▶ **Stated problem**:
Retype the listing that follows, exactly as written.

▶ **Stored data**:
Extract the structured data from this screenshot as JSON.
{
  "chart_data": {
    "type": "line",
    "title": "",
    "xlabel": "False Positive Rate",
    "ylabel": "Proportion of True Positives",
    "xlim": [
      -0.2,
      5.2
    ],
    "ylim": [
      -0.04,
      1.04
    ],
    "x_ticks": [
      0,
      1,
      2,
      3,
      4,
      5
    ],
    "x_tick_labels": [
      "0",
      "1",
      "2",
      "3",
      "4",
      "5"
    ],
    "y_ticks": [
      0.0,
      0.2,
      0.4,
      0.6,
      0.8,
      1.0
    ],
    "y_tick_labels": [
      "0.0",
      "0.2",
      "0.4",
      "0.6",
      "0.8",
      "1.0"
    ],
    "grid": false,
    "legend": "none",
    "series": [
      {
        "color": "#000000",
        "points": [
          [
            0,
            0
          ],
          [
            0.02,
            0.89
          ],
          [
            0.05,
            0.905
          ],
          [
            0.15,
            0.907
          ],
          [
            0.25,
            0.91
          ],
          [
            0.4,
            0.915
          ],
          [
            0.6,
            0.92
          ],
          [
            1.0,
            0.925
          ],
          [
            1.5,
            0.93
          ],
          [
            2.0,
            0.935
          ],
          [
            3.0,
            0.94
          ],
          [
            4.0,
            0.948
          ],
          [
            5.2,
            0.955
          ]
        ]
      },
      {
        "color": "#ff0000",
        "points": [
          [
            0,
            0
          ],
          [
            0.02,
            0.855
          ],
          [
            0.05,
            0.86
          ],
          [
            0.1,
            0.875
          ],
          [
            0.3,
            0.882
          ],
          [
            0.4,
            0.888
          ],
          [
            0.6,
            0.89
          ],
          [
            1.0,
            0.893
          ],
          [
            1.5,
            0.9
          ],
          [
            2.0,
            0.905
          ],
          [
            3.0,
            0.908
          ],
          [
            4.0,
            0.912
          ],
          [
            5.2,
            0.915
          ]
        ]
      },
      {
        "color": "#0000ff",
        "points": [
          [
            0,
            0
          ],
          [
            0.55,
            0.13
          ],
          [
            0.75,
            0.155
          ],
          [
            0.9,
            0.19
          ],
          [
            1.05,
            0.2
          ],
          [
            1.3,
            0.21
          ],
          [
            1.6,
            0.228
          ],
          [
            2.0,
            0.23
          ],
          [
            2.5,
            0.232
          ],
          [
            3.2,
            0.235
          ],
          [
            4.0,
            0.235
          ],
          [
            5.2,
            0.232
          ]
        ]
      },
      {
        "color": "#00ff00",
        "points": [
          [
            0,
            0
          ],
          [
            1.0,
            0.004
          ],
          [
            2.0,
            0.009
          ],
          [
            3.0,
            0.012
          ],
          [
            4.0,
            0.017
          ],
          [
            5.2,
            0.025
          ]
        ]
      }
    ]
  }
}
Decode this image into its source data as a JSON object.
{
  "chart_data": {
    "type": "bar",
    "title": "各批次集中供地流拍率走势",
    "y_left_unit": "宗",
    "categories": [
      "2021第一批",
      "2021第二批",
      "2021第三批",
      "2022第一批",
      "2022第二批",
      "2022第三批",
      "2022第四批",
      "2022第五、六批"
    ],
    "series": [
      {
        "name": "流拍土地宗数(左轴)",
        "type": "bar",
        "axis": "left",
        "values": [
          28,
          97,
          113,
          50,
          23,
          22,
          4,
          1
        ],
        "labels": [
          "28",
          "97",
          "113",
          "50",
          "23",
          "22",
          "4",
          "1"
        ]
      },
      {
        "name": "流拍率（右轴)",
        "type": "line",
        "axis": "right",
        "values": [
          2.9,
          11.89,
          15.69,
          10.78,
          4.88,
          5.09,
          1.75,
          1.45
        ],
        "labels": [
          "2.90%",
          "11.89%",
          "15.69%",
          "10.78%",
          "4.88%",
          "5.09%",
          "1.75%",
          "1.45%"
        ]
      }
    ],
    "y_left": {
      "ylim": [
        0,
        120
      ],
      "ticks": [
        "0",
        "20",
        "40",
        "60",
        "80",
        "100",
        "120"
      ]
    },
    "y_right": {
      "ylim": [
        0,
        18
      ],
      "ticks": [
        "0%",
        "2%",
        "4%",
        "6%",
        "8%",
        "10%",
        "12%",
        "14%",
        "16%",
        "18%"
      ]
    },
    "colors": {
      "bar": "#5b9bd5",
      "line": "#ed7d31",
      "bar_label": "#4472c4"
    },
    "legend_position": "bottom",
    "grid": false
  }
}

▶ **Finished exercise**:
Extract the structured data from this screenshot as JSON.
{
  "chart_data": {
    "type": "line",
    "title": "",
    "xlabel": "False Positive Rate",
    "ylabel": "Proportion of True Positives",
    "xlim": [
      -0.2,
      5.2
    ],
    "ylim": [
      -0.04,
      1.04
    ],
    "x_ticks": [
      0,
      1,
      2,
      3,
      4,
      5
    ],
    "x_tick_labels": [
      "0",
      "1",
      "2",
      "3",
      "4",
      "5"
    ],
    "y_ticks": [
      0.0,
      0.2,
      0.4,
      0.6,
      0.8,
      1.0
    ],
    "y_tick_labels": [
      "0.0",
      "0.2",
      "0.4",
      "0.6",
      "0.8",
      "1.0"
    ],
    "grid": false,
    "legend": "none",
    "series": [
      {
        "color": "#000000",
        "points": [
          [
            0,
            0
          ],
          [
            0.02,
            0.89
          ],
          [
            0.05,
            0.905
          ],
          [
            0.15,
            0.907
          ],
          [
            0.25,
            0.91
          ],
          [
            0.4,
            0.915
          ],
          [
            0.6,
            0.92
          ],
          [
            1.0,
            0.925
          ],
          [
            1.5,
            0.93
          ],
          [
            2.0,
            0.935
          ],
          [
            3.0,
            0.94
          ],
          [
            4.0,
            0.948
          ],
          [
            5.2,
            0.955
          ]
        ]
      },
      {
        "color": "#ff0000",
        "points": [
          [
            0,
            0
          ],
          [
            0.02,
            0.855
          ],
          [
            0.05,
            0.86
          ],
          [
            0.1,
            0.875
          ],
          [
            0.3,
            0.882
          ],
          [
            0.4,
            0.888
          ],
          [
            0.6,
            0.89
          ],
          [
            1.0,
            0.893
          ],
          [
            1.5,
            0.9
          ],
          [
            2.0,
            0.905
          ],
          [
            3.0,
            0.908
          ],
          [
            4.0,
            0.912
          ],
          [
            5.2,
            0.915
          ]
        ]
      },
      {
        "color": "#0000ff",
        "points": [
          [
            0,
            0
          ],
          [
            0.55,
            0.13
          ],
          [
            0.75,
            0.155
          ],
          [
            0.9,
            0.19
          ],
          [
            1.05,
            0.2
          ],
          [
            1.3,
            0.21
          ],
          [
            1.6,
            0.228
          ],
          [
            2.0,
            0.23
          ],
          [
            2.5,
            0.232
          ],
          [
            3.2,
            0.235
          ],
          [
            4.0,
            0.235
          ],
          [
            5.2,
            0.232
          ]
        ]
      },
      {
        "color": "#00ff00",
        "points": [
          [
            0,
            0
          ],
          [
            1.0,
            0.004
          ],
          [
            2.0,
            0.009
          ],
          [
            3.0,
            0.012
          ],
          [
            4.0,
            0.017
          ],
          [
            5.2,
            0.025
          ]
        ]
      }
    ]
  }
}
Decode this image into its source data as a JSON object.
{
  "chart_data": {
    "type": "bar",
    "title": "各批次集中供地流拍率走势",
    "y_left_unit": "宗",
    "categories": [
      "2021第一批",
      "2021第二批",
      "2021第三批",
      "2022第一批",
      "2022第二批",
      "2022第三批",
      "2022第四批",
      "2022第五、六批"
    ],
    "series": [
      {
        "name": "流拍土地宗数(左轴)",
        "type": "bar",
        "axis": "left",
        "values": [
          28,
          97,
          113,
          50,
          23,
          22,
          4,
          1
        ],
        "labels": [
          "28",
          "97",
          "113",
          "50",
          "23",
          "22",
          "4",
          "1"
        ]
      },
      {
        "name": "流拍率（右轴)",
        "type": "line",
        "axis": "right",
        "values": [
          2.9,
          11.89,
          15.69,
          10.78,
          4.88,
          5.09,
          1.75,
          1.45
        ],
        "labels": [
          "2.90%",
          "11.89%",
          "15.69%",
          "10.78%",
          "4.88%",
          "5.09%",
          "1.75%",
          "1.45%"
        ]
      }
    ],
    "y_left": {
      "ylim": [
        0,
        120
      ],
      "ticks": [
        "0",
        "20",
        "40",
        "60",
        "80",
        "100",
        "120"
      ]
    },
    "y_right": {
      "ylim": [
        0,
        18
      ],
      "ticks": [
        "0%",
        "2%",
        "4%",
        "6%",
        "8%",
        "10%",
        "12%",
        "14%",
        "16%",
        "18%"
      ]
    },
    "colors": {
      "bar": "#5b9bd5",
      "line": "#ed7d31",
      "bar_label": "#4472c4"
    },
    "legend_position": "bottom",
    "grid": false
  }
}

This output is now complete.